What is expected:
Repeat the records exactly. Every line must match.

(Dataset rows)
## Start

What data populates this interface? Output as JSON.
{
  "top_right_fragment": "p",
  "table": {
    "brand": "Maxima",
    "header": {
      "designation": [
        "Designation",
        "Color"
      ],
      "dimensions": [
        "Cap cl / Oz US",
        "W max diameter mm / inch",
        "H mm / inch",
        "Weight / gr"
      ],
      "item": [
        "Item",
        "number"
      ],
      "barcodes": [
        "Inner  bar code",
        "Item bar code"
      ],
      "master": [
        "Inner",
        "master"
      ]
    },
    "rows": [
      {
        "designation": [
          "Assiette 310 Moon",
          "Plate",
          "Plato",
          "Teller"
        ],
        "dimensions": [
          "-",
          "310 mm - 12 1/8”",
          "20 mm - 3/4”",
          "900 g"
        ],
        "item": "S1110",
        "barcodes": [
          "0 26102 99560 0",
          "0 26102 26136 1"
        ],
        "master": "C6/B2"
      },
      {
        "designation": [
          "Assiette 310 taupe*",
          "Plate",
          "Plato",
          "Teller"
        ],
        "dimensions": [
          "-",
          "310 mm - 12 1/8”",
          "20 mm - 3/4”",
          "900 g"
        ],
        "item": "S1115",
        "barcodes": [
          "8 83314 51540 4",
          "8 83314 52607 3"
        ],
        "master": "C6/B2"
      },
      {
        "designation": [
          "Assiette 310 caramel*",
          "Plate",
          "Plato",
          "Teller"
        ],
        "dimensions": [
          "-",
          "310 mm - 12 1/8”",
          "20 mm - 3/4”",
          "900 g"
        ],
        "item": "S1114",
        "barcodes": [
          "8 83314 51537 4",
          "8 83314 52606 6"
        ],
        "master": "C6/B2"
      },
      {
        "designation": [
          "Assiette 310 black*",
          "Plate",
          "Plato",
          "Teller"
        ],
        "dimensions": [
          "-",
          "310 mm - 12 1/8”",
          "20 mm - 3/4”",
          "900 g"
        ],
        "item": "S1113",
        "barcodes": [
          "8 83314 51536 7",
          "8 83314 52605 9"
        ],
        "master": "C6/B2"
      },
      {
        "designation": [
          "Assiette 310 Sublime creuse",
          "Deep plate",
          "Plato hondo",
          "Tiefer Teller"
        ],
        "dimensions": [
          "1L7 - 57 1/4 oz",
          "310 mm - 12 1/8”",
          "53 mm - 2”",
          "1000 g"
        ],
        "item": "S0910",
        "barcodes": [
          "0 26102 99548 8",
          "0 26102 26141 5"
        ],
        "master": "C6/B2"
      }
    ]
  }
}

## End

Answer to this problem:
What data populates this interface? Output as JSON.
{
  "top_right_fragment": "p",
  "table": {
    "brand": "Maxima",
    "header": {
      "designation": [
        "Designation",
        "Color"
      ],
      "dimensions": [
        "Cap cl / Oz US",
        "W max diameter mm / inch",
        "H mm / inch",
        "Weight / gr"
      ],
      "item": [
        "Item",
        "number"
      ],
      "barcodes": [
        "Inner  bar code",
        "Item bar code"
      ],
      "master": [
        "Inner",
        "master"
      ]
    },
    "rows": [
      {
        "designation": [
          "Assiette 310 Moon",
          "Plate",
          "Plato",
          "Teller"
        ],
        "dimensions": [
          "-",
          "310 mm - 12 1/8”",
          "20 mm - 3/4”",
          "900 g"
        ],
        "item": "S1110",
        "barcodes": [
          "0 26102 99560 0",
          "0 26102 26136 1"
        ],
        "master": "C6/B2"
      },
      {
        "designation": [
          "Assiette 310 taupe*",
          "Plate",
          "Plato",
          "Teller"
        ],
        "dimensions": [
          "-",
          "310 mm - 12 1/8”",
          "20 mm - 3/4”",
          "900 g"
        ],
        "item": "S1115",
        "barcodes": [
          "8 83314 51540 4",
          "8 83314 52607 3"
        ],
        "master": "C6/B2"
      },
      {
        "designation": [
          "Assiette 310 caramel*",
          "Plate",
          "Plato",
          "Teller"
        ],
        "dimensions": [
          "-",
          "310 mm - 12 1/8”",
          "20 mm - 3/4”",
          "900 g"
        ],
        "item": "S1114",
        "barcodes": [
          "8 83314 51537 4",
          "8 83314 52606 6"
        ],
        "master": "C6/B2"
      },
      {
        "designation": [
          "Assiette 310 black*",
          "Plate",
          "Plato",
          "Teller"
        ],
        "dimensions": [
          "-",
          "310 mm - 12 1/8”",
          "20 mm - 3/4”",
          "900 g"
        ],
        "item": "S1113",
        "barcodes": [
          "8 83314 51536 7",
          "8 83314 52605 9"
        ],
        "master": "C6/B2"
      },
      {
        "designation": [
          "Assiette 310 Sublime creuse",
          "Deep plate",
          "Plato hondo",
          "Tiefer Teller"
        ],
        "dimensions": [
          "1L7 - 57 1/4 oz",
          "310 mm - 12 1/8”",
          "53 mm - 2”",
          "1000 g"
        ],
        "item": "S0910",
        "barcodes": [
          "0 26102 99548 8",
          "0 26102 26141 5"
        ],
        "master": "C6/B2"
      }
    ]
  }
}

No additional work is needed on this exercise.